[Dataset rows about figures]
==================================================

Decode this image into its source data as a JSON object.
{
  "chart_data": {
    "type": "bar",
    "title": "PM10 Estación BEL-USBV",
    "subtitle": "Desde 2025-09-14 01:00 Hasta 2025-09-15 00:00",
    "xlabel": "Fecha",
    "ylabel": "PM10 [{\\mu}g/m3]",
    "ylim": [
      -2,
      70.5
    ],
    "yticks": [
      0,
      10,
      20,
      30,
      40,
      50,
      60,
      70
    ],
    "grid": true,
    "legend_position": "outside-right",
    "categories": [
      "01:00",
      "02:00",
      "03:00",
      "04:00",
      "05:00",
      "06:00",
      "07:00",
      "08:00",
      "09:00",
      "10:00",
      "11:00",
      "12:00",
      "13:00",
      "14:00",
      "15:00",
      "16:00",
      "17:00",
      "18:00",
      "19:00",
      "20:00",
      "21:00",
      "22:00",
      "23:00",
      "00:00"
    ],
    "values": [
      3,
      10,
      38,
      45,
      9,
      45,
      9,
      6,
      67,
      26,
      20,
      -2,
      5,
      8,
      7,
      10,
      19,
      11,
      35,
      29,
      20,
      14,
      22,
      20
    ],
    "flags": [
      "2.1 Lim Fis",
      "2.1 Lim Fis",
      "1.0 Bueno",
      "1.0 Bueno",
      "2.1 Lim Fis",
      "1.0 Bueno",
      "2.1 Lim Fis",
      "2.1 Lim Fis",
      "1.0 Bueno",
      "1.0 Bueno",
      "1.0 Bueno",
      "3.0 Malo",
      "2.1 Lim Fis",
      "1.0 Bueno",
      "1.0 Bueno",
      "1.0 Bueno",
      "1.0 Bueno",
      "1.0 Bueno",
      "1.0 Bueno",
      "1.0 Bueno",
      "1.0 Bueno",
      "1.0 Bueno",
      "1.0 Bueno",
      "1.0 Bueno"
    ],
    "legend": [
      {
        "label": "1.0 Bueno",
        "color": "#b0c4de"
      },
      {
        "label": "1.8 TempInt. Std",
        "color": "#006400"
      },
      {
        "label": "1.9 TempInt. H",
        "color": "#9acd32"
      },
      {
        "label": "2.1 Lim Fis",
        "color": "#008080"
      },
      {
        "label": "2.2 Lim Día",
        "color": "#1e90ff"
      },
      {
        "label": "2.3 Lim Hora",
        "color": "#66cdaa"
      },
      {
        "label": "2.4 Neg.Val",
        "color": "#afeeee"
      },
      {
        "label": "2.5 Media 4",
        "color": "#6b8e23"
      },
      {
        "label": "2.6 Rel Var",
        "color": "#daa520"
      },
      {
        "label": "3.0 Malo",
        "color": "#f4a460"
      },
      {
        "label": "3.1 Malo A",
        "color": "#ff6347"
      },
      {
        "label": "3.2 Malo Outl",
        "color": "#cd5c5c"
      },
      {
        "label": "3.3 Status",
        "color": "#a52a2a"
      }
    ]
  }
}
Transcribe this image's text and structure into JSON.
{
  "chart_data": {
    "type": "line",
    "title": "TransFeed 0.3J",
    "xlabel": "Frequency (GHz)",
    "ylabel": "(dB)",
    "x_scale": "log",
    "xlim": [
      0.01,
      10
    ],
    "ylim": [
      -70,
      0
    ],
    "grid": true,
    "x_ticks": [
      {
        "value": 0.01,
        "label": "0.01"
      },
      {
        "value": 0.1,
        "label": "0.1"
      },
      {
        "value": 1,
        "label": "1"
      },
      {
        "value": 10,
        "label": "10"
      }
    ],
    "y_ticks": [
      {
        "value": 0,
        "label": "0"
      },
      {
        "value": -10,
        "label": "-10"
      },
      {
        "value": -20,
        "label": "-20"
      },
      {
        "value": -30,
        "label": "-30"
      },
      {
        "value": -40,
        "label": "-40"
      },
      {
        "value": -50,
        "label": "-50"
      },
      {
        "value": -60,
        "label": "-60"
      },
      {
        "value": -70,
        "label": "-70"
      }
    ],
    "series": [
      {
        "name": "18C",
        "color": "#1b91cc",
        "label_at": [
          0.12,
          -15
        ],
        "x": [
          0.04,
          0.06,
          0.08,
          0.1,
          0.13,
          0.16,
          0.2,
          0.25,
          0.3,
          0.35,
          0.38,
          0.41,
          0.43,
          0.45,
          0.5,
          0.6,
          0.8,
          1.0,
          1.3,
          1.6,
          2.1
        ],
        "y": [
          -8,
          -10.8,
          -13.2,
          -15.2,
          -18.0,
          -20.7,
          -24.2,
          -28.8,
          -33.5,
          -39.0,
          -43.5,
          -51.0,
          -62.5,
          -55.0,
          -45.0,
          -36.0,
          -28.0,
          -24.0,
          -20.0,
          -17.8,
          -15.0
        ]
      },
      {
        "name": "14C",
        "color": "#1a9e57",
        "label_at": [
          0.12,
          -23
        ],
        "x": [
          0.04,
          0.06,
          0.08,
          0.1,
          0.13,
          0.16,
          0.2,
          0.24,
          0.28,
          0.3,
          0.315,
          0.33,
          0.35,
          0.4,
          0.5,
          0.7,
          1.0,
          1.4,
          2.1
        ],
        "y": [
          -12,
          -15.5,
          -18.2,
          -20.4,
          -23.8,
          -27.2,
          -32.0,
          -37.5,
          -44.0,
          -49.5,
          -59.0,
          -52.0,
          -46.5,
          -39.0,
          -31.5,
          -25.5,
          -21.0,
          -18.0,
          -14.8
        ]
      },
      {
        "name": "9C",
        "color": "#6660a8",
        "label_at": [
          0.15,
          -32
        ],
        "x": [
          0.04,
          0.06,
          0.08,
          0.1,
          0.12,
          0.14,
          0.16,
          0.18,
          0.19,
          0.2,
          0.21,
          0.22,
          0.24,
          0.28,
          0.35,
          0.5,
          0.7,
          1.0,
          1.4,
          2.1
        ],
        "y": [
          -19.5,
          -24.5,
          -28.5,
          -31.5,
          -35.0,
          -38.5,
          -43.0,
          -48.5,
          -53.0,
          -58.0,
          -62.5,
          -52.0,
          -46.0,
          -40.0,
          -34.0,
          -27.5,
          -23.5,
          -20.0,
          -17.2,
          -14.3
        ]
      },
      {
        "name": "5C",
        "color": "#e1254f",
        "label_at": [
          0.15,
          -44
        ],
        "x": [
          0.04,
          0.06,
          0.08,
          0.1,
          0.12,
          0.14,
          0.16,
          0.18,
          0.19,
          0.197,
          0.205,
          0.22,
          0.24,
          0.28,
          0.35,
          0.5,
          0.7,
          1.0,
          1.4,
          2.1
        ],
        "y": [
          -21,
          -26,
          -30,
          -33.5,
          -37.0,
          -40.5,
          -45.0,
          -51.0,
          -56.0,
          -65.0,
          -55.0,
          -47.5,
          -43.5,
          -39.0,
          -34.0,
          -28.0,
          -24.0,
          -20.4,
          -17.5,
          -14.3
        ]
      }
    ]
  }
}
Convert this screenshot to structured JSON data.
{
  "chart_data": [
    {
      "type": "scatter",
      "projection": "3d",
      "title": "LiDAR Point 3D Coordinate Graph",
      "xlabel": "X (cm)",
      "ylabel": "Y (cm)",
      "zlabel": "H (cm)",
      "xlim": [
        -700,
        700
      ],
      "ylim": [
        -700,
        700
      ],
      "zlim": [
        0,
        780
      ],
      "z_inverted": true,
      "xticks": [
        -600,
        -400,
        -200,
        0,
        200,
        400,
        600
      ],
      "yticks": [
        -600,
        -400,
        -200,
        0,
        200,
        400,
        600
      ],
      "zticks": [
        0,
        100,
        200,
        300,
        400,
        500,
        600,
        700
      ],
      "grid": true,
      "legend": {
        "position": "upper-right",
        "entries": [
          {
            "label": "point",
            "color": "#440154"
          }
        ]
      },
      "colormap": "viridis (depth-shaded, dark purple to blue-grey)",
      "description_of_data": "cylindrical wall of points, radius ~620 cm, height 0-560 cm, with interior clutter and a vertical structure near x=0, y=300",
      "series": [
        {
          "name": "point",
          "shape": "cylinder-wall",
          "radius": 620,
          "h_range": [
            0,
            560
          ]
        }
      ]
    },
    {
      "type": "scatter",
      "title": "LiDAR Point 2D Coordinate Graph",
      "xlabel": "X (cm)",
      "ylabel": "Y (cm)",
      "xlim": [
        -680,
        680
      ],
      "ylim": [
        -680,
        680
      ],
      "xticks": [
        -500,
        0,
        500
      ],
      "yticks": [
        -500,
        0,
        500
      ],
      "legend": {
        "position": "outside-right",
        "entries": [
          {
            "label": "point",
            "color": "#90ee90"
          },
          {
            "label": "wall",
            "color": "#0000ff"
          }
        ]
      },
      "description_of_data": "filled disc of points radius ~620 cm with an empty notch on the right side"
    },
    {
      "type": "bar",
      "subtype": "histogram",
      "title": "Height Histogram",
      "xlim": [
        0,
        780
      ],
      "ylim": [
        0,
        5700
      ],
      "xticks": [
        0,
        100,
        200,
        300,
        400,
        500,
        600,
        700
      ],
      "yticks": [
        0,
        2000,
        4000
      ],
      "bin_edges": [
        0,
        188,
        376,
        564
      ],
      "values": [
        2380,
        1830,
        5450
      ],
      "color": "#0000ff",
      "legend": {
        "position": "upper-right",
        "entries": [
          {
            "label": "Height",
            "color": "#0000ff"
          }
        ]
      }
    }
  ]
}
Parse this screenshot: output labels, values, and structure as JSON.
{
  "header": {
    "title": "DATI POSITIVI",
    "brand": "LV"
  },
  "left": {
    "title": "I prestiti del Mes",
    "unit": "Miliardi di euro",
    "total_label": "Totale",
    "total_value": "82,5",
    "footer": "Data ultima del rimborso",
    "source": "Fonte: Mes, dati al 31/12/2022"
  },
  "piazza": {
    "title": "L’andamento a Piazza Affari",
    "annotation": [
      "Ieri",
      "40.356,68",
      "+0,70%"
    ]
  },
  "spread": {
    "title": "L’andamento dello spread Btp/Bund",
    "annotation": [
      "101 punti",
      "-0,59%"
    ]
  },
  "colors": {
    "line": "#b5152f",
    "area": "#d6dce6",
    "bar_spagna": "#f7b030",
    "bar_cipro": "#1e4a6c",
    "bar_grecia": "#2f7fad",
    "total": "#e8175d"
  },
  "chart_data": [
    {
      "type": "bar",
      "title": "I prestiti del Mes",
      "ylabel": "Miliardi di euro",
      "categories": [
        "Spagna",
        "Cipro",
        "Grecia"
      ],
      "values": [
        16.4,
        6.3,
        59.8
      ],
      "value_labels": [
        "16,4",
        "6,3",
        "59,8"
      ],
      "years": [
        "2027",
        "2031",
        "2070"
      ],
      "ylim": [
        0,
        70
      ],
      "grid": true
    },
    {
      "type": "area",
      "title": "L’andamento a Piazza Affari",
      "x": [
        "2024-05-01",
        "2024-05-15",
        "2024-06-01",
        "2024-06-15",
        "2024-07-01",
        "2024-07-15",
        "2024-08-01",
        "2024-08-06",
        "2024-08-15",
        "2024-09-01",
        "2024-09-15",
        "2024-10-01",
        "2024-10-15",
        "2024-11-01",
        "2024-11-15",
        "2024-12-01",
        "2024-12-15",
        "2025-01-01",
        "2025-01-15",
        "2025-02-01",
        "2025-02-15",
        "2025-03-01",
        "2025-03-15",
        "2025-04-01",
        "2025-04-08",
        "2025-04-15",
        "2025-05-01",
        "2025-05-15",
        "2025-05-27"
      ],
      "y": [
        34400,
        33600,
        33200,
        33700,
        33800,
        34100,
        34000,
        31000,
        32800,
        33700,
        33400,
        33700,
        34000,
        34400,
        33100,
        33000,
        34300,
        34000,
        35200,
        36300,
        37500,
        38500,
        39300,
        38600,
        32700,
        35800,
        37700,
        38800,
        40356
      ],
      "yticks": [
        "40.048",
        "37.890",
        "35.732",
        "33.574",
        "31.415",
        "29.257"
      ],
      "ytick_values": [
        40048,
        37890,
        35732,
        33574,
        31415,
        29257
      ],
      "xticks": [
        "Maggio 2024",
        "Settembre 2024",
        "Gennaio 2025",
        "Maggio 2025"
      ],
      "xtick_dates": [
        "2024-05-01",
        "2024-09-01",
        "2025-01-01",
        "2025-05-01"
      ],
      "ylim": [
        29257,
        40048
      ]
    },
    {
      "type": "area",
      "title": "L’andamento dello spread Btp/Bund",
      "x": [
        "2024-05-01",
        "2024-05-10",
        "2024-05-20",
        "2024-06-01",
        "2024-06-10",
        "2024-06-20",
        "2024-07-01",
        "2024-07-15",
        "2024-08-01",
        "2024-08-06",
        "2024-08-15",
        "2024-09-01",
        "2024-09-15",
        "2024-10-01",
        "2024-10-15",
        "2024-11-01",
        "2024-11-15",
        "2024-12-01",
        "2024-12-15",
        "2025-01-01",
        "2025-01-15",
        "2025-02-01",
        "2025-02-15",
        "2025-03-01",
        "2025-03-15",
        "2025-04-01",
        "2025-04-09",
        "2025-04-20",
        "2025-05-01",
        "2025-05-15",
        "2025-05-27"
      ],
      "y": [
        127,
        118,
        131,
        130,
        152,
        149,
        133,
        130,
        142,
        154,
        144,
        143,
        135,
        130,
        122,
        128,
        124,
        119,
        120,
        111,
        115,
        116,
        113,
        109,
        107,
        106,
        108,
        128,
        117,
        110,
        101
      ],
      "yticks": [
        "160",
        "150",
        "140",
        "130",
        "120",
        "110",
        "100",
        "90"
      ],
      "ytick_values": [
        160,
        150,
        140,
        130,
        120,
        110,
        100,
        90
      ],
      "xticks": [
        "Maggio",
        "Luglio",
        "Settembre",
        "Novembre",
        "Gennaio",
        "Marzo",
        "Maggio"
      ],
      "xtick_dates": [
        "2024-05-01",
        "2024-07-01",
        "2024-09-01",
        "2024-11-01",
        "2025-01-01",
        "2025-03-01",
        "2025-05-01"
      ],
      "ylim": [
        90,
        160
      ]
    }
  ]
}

==================================================

▶ [EXERCISE DIRECTIONS]
From the entries above, select each line containing the string "ylabel".

▶ [ANSWER FOR THIS EXERCISE]
    "ylabel": "PM10 [{\\mu}g/m3]",
    "ylabel": "(dB)",
      "ylabel": "Y (cm)",
      "ylabel": "Y (cm)",
      "ylabel": "Miliardi di euro",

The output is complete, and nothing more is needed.